> Set exercise:
Repeat exactly each line of the data provided below.

> Input for this task:
+-------+
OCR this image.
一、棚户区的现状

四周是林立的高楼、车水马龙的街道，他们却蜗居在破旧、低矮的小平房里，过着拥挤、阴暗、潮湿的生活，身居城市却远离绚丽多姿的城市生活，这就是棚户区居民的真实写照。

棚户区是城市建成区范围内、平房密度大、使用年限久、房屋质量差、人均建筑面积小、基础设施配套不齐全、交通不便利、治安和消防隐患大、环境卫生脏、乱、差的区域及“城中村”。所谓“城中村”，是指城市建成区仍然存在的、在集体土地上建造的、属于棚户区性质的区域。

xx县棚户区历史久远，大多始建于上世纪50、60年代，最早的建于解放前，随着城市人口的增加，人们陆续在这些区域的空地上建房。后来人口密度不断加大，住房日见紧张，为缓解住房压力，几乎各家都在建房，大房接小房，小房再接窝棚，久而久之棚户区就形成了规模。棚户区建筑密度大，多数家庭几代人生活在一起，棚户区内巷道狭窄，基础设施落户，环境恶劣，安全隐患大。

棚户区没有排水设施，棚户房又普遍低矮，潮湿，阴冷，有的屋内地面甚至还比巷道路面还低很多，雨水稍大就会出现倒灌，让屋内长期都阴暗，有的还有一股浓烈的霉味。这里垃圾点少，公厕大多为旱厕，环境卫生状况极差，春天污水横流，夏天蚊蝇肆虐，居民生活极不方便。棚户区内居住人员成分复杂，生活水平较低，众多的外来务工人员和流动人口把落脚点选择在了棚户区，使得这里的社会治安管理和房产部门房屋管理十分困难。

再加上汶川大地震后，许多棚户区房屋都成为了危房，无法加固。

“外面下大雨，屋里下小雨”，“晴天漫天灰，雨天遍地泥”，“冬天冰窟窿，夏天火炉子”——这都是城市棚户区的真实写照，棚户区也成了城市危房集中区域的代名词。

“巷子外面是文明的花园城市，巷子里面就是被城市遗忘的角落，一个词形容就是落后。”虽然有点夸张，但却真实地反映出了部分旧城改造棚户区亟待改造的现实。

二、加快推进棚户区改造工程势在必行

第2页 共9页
+-------+
> Answer below:
OCR this image.
一、棚户区的现状

四周是林立的高楼、车水马龙的街道，他们却蜗居在破旧、低矮的小平房里，过着拥挤、阴暗、潮湿的生活，身居城市却远离绚丽多姿的城市生活，这就是棚户区居民的真实写照。

棚户区是城市建成区范围内、平房密度大、使用年限久、房屋质量差、人均建筑面积小、基础设施配套不齐全、交通不便利、治安和消防隐患大、环境卫生脏、乱、差的区域及“城中村”。所谓“城中村”，是指城市建成区仍然存在的、在集体土地上建造的、属于棚户区性质的区域。

xx县棚户区历史久远，大多始建于上世纪50、60年代，最早的建于解放前，随着城市人口的增加，人们陆续在这些区域的空地上建房。后来人口密度不断加大，住房日见紧张，为缓解住房压力，几乎各家都在建房，大房接小房，小房再接窝棚，久而久之棚户区就形成了规模。棚户区建筑密度大，多数家庭几代人生活在一起，棚户区内巷道狭窄，基础设施落户，环境恶劣，安全隐患大。

棚户区没有排水设施，棚户房又普遍低矮，潮湿，阴冷，有的屋内地面甚至还比巷道路面还低很多，雨水稍大就会出现倒灌，让屋内长期都阴暗，有的还有一股浓烈的霉味。这里垃圾点少，公厕大多为旱厕，环境卫生状况极差，春天污水横流，夏天蚊蝇肆虐，居民生活极不方便。棚户区内居住人员成分复杂，生活水平较低，众多的外来务工人员和流动人口把落脚点选择在了棚户区，使得这里的社会治安管理和房产部门房屋管理十分困难。

再加上汶川大地震后，许多棚户区房屋都成为了危房，无法加固。

“外面下大雨，屋里下小雨”，“晴天漫天灰，雨天遍地泥”，“冬天冰窟窿，夏天火炉子”——这都是城市棚户区的真实写照，棚户区也成了城市危房集中区域的代名词。

“巷子外面是文明的花园城市，巷子里面就是被城市遗忘的角落，一个词形容就是落后。”虽然有点夸张，但却真实地反映出了部分旧城改造棚户区亟待改造的现实。

二、加快推进棚户区改造工程势在必行

第2页 共9页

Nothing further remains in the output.